(Stored dataset items):
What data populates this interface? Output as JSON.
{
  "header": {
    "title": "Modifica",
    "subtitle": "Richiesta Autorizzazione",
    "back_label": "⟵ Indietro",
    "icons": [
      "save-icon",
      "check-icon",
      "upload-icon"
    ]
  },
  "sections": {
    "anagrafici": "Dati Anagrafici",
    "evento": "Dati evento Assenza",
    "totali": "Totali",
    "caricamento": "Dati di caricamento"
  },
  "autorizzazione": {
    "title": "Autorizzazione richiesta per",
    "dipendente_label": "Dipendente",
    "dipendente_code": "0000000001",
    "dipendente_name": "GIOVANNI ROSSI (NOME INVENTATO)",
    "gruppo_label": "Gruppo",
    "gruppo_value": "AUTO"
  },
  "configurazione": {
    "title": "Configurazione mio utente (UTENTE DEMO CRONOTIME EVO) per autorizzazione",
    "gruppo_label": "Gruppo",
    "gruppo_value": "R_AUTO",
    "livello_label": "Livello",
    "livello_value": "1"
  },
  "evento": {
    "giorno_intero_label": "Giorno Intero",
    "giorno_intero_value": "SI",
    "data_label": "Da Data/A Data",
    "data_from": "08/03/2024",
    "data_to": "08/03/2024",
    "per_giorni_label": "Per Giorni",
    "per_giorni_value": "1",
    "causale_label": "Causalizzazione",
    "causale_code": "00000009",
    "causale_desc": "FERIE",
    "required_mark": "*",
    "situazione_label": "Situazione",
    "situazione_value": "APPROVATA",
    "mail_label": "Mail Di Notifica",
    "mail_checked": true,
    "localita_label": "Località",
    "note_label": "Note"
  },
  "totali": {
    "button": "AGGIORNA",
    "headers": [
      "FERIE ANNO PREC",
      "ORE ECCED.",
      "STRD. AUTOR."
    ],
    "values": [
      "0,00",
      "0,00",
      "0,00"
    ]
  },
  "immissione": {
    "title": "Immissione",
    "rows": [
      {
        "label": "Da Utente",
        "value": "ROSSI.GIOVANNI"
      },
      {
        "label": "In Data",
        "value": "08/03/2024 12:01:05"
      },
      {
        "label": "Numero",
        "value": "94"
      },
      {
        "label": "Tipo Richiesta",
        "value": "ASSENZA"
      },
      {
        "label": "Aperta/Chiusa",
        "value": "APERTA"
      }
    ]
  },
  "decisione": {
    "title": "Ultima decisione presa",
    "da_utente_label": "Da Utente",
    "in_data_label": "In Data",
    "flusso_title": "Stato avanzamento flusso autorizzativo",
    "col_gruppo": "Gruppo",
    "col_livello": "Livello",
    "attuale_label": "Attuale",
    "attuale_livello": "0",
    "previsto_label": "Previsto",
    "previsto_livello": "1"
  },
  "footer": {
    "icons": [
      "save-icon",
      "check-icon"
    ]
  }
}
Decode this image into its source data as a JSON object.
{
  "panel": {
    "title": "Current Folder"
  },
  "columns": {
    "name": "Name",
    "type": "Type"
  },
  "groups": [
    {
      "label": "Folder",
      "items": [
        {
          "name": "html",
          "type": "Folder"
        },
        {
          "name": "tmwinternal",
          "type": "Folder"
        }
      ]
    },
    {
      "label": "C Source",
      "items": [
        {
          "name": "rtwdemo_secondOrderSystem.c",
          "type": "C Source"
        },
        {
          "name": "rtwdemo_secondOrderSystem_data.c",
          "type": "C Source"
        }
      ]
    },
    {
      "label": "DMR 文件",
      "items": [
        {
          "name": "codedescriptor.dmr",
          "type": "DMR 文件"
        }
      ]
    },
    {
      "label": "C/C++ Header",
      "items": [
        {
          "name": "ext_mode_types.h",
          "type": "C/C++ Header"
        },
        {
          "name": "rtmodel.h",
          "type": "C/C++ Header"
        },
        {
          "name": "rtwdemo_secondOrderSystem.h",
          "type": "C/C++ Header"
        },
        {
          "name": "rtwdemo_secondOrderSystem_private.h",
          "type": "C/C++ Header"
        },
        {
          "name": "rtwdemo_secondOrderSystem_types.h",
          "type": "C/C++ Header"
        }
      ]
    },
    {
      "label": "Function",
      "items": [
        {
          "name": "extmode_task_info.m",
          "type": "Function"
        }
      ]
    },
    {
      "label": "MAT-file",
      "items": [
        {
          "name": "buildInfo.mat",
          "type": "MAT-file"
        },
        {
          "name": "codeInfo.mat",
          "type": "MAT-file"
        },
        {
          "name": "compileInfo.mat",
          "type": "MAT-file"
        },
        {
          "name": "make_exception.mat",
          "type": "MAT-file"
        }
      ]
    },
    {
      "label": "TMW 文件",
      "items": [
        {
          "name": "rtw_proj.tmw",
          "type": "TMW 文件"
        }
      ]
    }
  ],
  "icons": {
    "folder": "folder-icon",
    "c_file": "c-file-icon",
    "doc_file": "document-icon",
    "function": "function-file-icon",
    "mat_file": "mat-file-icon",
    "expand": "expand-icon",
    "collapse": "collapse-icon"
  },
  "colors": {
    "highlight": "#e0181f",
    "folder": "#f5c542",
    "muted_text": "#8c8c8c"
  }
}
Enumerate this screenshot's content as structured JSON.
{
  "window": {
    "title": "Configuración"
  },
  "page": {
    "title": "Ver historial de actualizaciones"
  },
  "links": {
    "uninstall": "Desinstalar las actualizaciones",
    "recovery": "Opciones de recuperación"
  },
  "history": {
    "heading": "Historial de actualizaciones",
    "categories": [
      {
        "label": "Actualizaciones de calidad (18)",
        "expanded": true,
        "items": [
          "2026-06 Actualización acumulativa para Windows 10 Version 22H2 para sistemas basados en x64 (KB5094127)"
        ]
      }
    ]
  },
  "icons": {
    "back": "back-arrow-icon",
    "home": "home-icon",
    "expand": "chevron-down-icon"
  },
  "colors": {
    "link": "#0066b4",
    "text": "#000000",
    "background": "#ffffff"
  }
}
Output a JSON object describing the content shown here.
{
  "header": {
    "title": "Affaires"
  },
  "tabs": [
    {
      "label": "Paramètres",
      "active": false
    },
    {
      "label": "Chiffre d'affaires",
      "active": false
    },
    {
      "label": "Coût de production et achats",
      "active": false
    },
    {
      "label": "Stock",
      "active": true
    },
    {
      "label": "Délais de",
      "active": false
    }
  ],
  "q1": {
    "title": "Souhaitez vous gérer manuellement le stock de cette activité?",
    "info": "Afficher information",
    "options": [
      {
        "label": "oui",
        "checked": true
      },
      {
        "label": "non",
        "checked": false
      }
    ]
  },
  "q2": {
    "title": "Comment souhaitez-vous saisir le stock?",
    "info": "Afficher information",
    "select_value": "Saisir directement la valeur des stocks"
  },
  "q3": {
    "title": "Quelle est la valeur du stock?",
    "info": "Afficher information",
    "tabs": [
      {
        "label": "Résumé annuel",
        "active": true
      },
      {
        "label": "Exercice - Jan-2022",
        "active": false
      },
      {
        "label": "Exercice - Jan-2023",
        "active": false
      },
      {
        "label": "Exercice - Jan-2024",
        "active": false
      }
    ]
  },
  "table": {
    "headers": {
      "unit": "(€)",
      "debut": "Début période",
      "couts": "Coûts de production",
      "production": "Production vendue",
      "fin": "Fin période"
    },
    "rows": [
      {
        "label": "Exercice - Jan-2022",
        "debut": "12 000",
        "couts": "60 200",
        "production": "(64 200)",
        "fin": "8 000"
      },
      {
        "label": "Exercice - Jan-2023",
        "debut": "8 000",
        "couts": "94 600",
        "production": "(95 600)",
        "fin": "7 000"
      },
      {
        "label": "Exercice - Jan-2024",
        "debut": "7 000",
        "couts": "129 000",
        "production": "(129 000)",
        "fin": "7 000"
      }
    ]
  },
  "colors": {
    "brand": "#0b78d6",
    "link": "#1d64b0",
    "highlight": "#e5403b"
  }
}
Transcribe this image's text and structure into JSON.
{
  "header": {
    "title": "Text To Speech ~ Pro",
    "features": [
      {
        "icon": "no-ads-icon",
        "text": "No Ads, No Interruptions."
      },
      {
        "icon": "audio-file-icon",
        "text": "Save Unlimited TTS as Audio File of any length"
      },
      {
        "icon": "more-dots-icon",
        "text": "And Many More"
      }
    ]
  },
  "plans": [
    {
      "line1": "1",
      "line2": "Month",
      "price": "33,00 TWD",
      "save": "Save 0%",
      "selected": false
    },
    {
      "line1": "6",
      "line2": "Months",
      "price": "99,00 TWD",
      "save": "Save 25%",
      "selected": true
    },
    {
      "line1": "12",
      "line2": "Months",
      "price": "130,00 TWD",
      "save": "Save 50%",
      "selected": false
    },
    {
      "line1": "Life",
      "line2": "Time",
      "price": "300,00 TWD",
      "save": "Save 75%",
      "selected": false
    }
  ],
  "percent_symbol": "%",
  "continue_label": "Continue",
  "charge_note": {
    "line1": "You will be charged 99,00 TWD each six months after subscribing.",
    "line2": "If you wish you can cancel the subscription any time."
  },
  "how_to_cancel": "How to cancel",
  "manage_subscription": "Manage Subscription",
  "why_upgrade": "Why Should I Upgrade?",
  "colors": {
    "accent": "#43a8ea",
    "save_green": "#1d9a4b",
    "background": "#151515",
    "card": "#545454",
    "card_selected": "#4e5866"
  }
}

(Task objective): Scan the listing above for the word "production" and copy every line that holds it.

(Expected answer):
      "label": "Coût de production et achats",
      "couts": "Coûts de production",
      "production": "Production vendue",
        "production": "(64 200)",
        "production": "(95 600)",
        "production": "(129 000)",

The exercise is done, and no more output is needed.